(Data records)
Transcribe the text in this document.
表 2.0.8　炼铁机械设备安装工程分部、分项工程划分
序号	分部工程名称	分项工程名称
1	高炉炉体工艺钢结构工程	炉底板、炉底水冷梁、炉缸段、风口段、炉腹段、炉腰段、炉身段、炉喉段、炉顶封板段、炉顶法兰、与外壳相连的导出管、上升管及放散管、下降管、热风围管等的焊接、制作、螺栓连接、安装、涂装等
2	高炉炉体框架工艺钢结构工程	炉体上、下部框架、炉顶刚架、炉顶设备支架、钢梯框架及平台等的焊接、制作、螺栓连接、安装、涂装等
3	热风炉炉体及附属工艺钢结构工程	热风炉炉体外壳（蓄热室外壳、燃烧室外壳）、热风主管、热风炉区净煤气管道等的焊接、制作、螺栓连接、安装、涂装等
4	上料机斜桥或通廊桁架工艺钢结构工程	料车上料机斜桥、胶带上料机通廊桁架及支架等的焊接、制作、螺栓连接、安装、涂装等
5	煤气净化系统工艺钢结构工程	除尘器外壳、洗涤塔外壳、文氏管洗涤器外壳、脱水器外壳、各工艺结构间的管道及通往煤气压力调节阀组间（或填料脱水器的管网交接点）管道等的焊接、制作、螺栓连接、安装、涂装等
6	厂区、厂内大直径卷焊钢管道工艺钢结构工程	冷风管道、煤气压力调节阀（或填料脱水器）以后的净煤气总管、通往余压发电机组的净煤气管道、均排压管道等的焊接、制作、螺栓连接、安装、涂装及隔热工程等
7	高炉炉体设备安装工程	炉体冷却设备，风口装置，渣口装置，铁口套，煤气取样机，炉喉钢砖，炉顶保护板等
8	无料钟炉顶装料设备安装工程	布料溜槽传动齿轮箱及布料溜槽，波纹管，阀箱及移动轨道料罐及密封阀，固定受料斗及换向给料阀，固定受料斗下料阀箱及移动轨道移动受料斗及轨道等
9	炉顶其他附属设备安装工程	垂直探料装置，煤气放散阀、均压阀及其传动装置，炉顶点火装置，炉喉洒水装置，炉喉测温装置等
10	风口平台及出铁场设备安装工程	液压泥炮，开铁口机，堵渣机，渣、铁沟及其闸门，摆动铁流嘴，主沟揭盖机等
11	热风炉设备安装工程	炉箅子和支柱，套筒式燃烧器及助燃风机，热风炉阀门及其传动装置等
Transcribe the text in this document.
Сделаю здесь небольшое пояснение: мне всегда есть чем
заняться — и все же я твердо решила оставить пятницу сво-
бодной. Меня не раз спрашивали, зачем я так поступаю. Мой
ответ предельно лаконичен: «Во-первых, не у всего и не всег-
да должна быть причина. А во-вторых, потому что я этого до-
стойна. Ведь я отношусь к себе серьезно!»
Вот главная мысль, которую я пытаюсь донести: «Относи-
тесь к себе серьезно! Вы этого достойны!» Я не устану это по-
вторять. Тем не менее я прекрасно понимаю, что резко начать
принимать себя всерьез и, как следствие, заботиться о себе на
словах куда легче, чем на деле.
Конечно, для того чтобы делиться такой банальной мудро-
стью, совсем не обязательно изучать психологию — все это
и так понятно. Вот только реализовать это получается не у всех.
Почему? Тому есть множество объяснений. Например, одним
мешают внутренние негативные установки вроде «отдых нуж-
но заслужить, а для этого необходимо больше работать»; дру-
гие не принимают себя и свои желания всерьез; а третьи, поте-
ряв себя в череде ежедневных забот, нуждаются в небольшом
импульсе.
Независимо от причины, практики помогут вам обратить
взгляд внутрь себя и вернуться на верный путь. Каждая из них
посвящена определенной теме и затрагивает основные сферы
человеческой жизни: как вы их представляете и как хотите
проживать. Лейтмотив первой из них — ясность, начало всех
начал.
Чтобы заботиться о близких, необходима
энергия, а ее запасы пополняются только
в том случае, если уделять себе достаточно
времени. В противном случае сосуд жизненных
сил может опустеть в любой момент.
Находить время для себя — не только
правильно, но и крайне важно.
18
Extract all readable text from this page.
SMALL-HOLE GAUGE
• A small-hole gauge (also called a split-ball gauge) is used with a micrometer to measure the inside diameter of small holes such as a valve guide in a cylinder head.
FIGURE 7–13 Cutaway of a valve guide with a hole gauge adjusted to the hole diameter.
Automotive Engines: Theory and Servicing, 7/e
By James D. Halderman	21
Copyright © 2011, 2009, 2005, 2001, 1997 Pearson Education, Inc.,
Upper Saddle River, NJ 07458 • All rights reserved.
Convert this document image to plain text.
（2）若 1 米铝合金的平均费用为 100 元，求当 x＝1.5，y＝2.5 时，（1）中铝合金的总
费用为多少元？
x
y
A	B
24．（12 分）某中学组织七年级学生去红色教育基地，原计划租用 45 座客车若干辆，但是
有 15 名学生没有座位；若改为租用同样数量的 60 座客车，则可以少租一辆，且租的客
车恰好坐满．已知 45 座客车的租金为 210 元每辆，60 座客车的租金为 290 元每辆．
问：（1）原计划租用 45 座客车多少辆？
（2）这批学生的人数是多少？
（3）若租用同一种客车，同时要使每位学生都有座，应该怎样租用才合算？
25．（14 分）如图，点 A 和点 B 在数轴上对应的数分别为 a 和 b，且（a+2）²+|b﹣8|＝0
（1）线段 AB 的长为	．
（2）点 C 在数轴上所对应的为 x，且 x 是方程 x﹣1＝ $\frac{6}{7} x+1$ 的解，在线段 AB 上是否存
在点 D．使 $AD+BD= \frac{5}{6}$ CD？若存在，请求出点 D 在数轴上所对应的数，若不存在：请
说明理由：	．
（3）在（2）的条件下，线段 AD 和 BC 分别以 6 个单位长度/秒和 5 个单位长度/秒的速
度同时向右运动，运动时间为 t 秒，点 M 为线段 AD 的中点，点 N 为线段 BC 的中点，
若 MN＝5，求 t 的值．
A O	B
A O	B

_What is being asked:_ Select the lines from the entries that include the word "заботиться".

_Exercise answer:_
принимать себя всерьез и, как следствие, заботиться о себе на
Чтобы заботиться о близких, необходима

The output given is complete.